MATERIAL TO PROCESS =>
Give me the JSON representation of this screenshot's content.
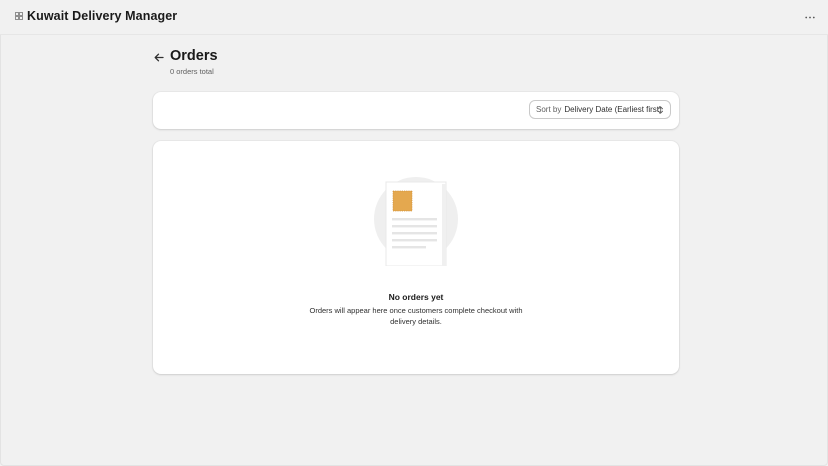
{
  "app": {
    "title": "Kuwait Delivery Manager",
    "icon": "app-grid-icon",
    "menu_icon": "more-horizontal-icon"
  },
  "page": {
    "title": "Orders",
    "subtitle": "0 orders total",
    "back_icon": "arrow-left-icon"
  },
  "sort": {
    "prefix": "Sort by",
    "value": "Delivery Date (Earliest first)",
    "icon": "select-chevrons-icon"
  },
  "empty_state": {
    "illustration": "empty-document-illustration",
    "heading": "No orders yet",
    "body": "Orders will appear here once customers complete checkout with delivery details."
  },
  "colors": {
    "background": "#f1f1f1",
    "card": "#ffffff",
    "accent": "#e4a84f",
    "text": "#303030"
  }
}
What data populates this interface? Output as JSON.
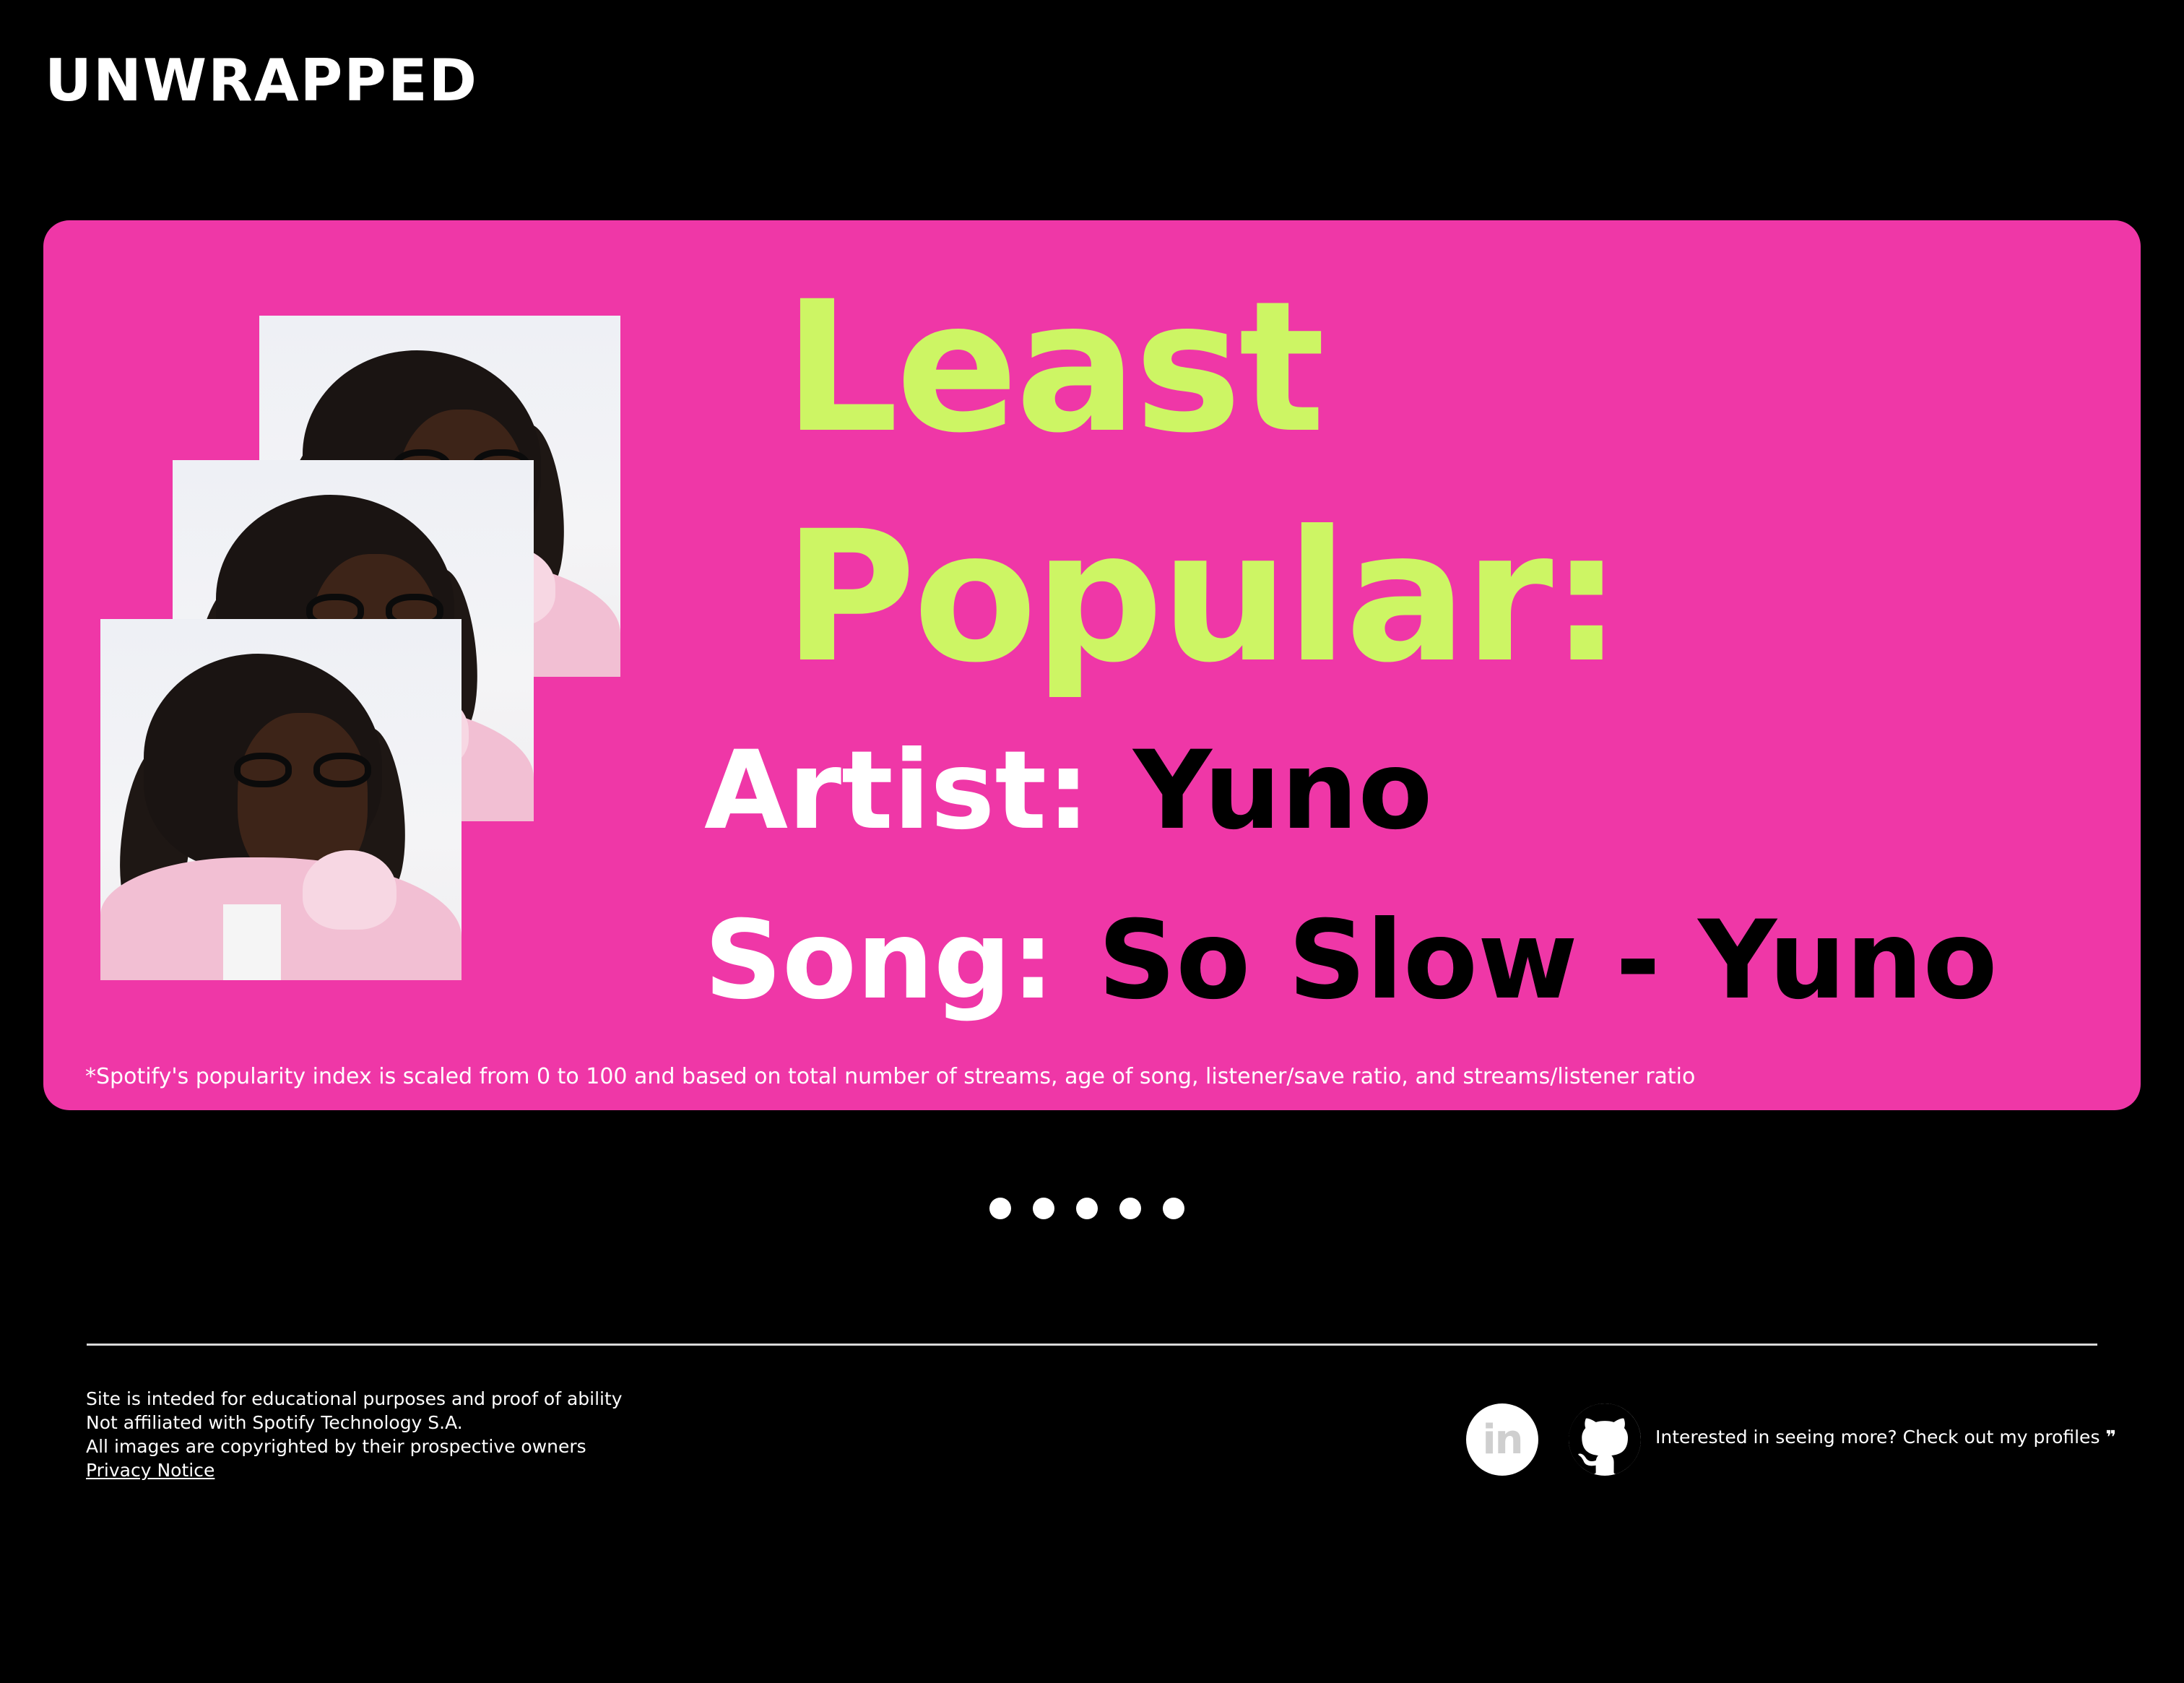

SHORT TASK =>
Nothing in the entries should change as you copy them, except that the pictures are left out.

OUTPUT OF THE TASK =>
Give me the JSON representation of this screenshot's content.
{
  "app": {
    "title": "Kuwait Delivery Manager",
    "icon": "app-grid-icon",
    "menu_icon": "more-horizontal-icon"
  },
  "page": {
    "title": "Orders",
    "subtitle": "0 orders total",
    "back_icon": "arrow-left-icon"
  },
  "sort": {
    "prefix": "Sort by",
    "value": "Delivery Date (Earliest first)",
    "icon": "select-chevrons-icon"
  },
  "empty_state": {
    "illustration": "empty-document-illustration",
    "heading": "No orders yet",
    "body": "Orders will appear here once customers complete checkout with delivery details."
  },
  "colors": {
    "background": "#f1f1f1",
    "card": "#ffffff",
    "accent": "#e4a84f",
    "text": "#303030"
  }
}
What data populates this interface? Output as JSON.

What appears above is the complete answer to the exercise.